## OBJECTIVE:
Determine how many lines in the entries below include "представление". The reply should be that number and nothing else.

## RECORD LIST:

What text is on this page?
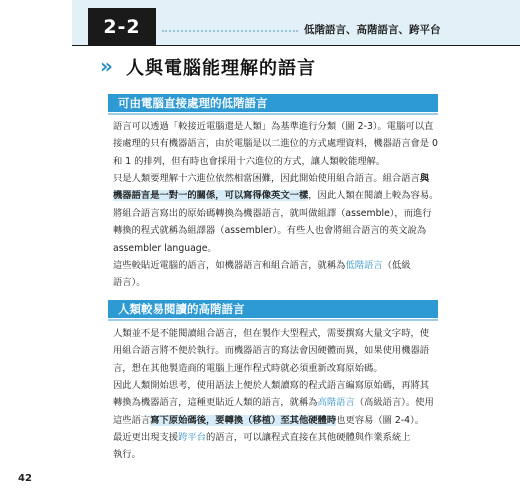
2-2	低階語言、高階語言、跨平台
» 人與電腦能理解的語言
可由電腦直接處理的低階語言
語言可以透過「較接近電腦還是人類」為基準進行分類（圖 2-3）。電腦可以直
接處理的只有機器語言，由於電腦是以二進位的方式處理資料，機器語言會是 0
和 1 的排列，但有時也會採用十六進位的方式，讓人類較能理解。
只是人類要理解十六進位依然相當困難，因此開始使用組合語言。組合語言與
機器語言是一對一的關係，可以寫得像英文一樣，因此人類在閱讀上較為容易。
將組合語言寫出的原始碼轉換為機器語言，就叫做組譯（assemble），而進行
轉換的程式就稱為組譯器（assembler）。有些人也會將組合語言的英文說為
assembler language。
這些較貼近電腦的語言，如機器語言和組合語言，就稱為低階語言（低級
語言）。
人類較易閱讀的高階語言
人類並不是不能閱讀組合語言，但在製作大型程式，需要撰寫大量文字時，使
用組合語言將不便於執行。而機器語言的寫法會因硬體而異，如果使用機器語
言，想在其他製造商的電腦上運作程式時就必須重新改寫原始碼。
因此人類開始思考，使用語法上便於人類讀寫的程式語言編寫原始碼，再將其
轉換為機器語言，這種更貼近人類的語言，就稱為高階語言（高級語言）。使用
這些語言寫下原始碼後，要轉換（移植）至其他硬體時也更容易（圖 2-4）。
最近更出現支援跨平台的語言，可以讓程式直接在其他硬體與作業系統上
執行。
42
* * *
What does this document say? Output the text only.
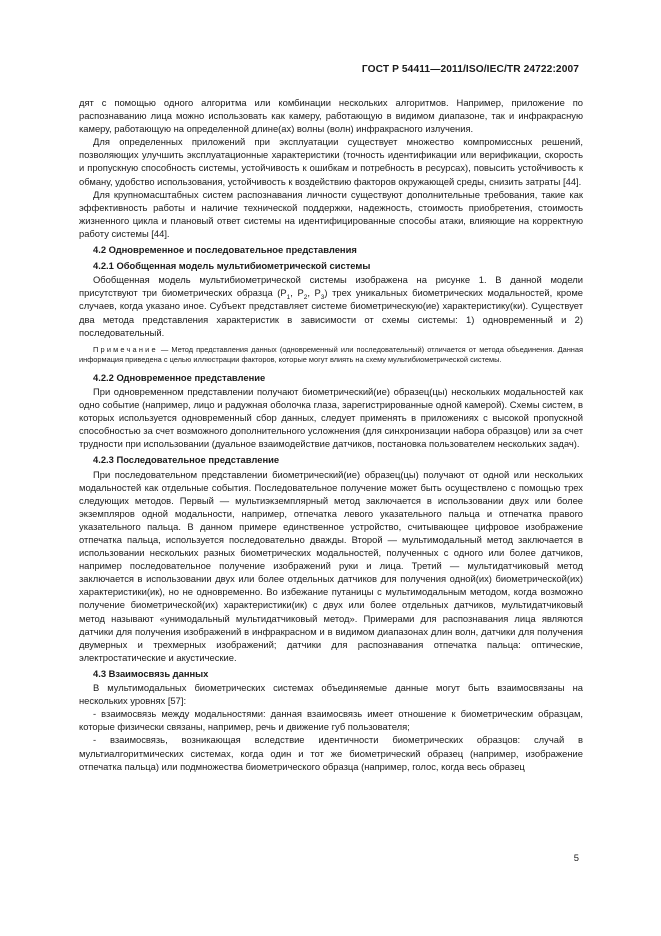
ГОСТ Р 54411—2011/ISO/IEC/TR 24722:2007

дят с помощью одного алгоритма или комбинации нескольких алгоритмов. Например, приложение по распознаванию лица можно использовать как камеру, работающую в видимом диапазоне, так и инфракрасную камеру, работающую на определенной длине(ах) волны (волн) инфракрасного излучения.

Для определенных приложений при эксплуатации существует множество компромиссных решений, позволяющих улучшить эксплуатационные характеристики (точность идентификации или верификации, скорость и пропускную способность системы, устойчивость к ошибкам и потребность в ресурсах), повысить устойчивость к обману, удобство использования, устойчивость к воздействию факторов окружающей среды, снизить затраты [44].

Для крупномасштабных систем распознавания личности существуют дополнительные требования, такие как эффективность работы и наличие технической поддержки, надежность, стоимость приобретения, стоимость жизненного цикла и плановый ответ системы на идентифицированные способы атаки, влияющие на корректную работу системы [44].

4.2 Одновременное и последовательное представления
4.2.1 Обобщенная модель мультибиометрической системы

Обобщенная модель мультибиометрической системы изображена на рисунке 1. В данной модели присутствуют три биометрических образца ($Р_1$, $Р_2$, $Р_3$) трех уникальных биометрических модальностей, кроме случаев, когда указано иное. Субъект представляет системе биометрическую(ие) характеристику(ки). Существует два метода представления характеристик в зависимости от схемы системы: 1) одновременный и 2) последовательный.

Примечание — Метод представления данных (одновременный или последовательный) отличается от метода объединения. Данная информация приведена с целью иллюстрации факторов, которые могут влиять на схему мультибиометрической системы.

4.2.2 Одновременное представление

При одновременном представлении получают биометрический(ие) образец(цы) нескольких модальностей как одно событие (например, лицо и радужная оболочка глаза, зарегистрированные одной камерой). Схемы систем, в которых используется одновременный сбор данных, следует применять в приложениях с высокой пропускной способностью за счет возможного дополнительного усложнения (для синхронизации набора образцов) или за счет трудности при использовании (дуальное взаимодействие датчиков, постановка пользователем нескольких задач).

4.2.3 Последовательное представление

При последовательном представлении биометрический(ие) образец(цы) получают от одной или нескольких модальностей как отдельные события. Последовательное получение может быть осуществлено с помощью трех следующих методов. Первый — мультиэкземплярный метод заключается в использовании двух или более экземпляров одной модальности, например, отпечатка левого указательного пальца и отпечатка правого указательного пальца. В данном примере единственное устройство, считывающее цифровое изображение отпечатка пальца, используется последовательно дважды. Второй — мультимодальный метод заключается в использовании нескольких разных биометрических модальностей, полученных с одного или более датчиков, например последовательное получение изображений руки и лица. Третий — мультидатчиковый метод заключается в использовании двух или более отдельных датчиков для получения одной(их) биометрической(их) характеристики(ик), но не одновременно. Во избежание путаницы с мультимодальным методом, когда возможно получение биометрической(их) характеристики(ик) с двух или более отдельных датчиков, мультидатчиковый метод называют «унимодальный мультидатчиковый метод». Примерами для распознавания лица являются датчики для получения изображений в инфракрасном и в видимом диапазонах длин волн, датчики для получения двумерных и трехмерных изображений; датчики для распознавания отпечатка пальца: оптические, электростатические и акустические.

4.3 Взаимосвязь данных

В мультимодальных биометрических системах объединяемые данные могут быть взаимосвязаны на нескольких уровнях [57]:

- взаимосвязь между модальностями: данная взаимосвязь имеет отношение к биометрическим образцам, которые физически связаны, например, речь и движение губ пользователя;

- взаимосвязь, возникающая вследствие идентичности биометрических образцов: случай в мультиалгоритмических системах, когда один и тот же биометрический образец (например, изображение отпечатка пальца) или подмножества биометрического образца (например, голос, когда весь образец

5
...
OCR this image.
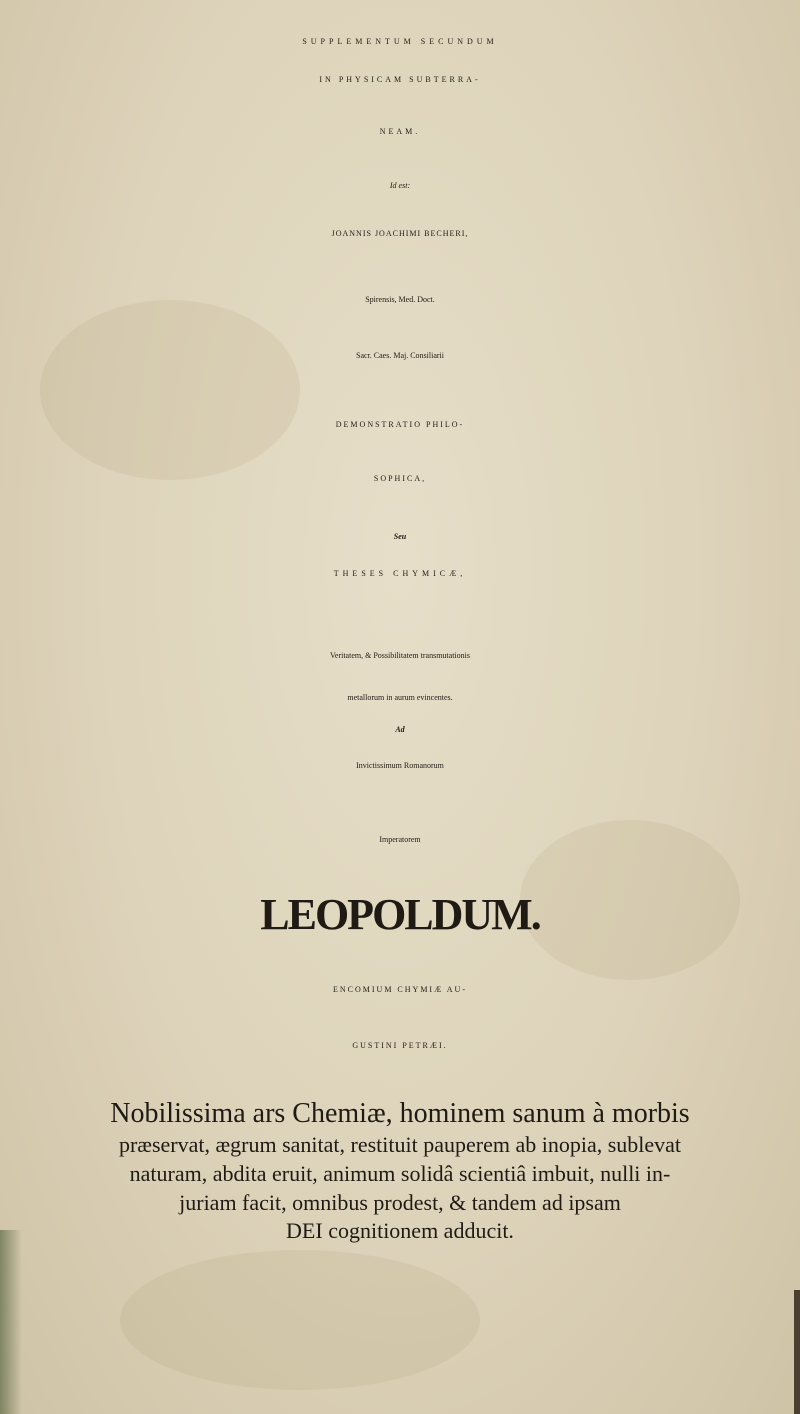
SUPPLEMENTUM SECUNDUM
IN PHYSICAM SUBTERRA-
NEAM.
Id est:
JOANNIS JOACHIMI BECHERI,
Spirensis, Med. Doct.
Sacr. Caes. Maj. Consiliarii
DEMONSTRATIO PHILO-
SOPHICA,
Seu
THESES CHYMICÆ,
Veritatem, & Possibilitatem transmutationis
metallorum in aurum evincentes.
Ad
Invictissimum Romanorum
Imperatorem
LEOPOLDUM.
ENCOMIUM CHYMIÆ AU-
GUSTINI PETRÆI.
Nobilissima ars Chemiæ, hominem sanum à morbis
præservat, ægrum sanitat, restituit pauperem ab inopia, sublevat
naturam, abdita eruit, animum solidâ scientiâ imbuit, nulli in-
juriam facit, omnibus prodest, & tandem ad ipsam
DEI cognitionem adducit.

## COMPLETE ANSWER:
2